KUTIPAN TERPILIH ->
++++++++++++++++++++

Dalam pemaparannya, Prof. Heddy menekankan bahwa perkembangan bioetika global saat ini masih sangat dipengaruhi oleh paradigma Barat yang mengedepankan prinsip-prinsip seperti kebebasan individu (autonomy), berbuat baik (beneficence), tidak merugikan (non-maleficence), dan keadilan (justice). Namun, prinsip-prinsip tersebut belum tentu cocok secara langsung dengan masyarakat Indonesia yang sangat beragam secara budaya, nilai, dan cara pandang hidup. Untuk itu, Prof. Heddy mengajak masyarakat ilmiah dan pembuat kebijakan untuk mulai melihat bioetika dari perspektif yang lebih kontekstual dan lokal. Ia memperkenalkan konsep “Etno-Bioetika”, yaitu pendekatan bioetika yang berakar dari nilai-nilai budaya, sistem pengetahuan lokal (etnosains), dan etika tradisional dari ratusan suku bangsa di Indonesia.

++++++++++++++++++++

[Entri wilayah berlabel]
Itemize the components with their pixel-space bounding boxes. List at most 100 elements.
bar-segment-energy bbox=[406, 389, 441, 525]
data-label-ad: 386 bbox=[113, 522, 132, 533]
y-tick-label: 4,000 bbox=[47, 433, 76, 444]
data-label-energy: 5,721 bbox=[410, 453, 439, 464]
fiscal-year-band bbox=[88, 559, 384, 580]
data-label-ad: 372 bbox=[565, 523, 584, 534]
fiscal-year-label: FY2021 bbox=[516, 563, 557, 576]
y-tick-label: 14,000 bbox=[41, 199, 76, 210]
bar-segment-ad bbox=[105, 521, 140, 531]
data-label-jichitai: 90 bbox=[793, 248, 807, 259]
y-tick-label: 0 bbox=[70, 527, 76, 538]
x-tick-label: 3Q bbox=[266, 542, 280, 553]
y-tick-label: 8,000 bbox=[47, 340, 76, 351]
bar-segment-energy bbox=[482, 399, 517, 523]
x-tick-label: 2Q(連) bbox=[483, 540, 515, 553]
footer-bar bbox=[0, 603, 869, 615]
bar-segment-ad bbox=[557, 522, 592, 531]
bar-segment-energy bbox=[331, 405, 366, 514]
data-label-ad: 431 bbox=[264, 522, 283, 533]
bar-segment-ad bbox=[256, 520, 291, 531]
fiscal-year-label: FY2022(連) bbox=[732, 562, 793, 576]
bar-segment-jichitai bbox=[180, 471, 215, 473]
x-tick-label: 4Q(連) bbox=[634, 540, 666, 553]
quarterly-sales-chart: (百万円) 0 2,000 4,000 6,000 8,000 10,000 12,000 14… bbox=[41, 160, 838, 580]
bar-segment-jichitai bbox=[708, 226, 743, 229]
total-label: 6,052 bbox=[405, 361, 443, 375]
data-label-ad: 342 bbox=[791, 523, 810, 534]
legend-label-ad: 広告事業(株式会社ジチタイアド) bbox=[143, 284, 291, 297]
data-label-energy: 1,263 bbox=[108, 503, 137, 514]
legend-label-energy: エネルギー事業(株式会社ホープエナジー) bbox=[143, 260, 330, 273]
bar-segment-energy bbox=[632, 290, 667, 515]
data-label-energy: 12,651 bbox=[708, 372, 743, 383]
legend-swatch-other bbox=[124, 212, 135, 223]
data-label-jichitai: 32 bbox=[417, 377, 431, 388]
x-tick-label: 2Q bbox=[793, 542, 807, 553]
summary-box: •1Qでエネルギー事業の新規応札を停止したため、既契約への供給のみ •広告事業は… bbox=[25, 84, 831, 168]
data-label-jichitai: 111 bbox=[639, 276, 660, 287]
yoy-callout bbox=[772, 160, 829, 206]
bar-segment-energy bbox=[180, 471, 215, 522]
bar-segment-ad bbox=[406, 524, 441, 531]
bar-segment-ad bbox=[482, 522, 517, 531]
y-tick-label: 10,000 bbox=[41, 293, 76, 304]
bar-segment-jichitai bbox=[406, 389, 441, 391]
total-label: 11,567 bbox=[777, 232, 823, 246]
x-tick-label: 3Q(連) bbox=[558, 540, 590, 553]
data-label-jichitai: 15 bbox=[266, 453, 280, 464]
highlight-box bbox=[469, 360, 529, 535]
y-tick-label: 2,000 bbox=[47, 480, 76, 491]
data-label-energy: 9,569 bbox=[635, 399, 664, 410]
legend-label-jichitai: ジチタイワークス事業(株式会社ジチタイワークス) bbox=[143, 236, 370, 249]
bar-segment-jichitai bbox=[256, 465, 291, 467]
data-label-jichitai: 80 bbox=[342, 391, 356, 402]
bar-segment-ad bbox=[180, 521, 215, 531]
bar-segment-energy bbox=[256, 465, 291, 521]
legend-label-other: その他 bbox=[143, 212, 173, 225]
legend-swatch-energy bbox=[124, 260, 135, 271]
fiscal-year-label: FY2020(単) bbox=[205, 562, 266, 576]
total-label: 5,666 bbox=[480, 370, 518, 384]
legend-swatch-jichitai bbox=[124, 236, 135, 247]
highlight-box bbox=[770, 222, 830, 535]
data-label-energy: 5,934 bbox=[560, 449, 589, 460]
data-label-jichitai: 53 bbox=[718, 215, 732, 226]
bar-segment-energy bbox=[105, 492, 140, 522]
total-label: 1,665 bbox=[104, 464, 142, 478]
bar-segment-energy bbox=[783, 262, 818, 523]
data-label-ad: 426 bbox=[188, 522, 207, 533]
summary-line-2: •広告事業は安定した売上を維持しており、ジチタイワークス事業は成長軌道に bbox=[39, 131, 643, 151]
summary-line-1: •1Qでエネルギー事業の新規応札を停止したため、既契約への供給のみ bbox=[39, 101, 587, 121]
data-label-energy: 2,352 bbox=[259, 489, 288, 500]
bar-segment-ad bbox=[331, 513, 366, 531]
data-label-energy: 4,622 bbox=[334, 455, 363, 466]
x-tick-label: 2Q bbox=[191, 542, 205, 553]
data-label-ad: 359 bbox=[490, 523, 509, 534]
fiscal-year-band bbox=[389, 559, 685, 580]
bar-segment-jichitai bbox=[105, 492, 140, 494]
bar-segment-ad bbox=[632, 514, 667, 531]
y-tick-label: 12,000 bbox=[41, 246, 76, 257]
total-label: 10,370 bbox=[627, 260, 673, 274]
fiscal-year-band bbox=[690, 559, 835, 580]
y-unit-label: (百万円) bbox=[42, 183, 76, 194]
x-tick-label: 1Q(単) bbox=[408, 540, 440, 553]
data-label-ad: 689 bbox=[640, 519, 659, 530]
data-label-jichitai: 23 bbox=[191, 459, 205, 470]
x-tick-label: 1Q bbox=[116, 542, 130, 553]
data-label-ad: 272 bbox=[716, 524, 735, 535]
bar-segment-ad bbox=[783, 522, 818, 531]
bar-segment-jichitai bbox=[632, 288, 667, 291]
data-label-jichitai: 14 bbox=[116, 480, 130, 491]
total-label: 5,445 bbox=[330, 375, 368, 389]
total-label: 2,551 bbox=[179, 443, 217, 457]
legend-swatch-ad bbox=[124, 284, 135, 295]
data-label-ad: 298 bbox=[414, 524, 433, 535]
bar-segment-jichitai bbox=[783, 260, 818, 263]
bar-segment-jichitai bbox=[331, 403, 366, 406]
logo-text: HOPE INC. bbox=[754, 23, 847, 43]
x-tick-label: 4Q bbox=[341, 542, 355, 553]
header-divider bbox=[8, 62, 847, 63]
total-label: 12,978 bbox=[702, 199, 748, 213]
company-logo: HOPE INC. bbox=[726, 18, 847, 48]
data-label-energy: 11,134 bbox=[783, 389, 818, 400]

++++++++++++++++++++

SOAL DAN TUGAS ->
- a) Salin dengan tepat sebagian kutipan tentang bioetika, dimulai dari kata-kata yang memuat "Dalam pemaparannya, Prof." dan berhenti setelah "bangsa di Indonesia.".
- b) Dalam kutipan tentang bioetika, apa nama konsep yang diperkenalkan Prof. Heddy?
Daftar di atas tidak berperan apa pun dalam latihan ini.

JAWABAN LATIHAN ->
- a)
Dalam pemaparannya, Prof. Heddy menekankan bahwa perkembangan bioetika global saat ini masih sangat dipengaruhi oleh paradigma Barat yang mengedepankan prinsip-prinsip seperti kebebasan individu (autonomy), berbuat baik (beneficence), tidak merugikan (non-maleficence), dan keadilan (justice). Namun, prinsip-prinsip tersebut belum tentu cocok secara langsung dengan masyarakat Indonesia yang sangat beragam secara budaya, nilai, dan cara pandang hidup. Untuk itu, Prof. Heddy mengajak masyarakat ilmiah dan pembuat kebijakan untuk mulai melihat bioetika dari perspektif yang lebih kontekstual dan lokal. Ia memperkenalkan konsep “Etno-Bioetika”, yaitu pendekatan bioetika yang berakar dari nilai-nilai budaya, sistem pengetahuan lokal (etnosains), dan etika tradisional dari ratusan suku bangsa di Indonesia.

- b) Etno-Bioetika.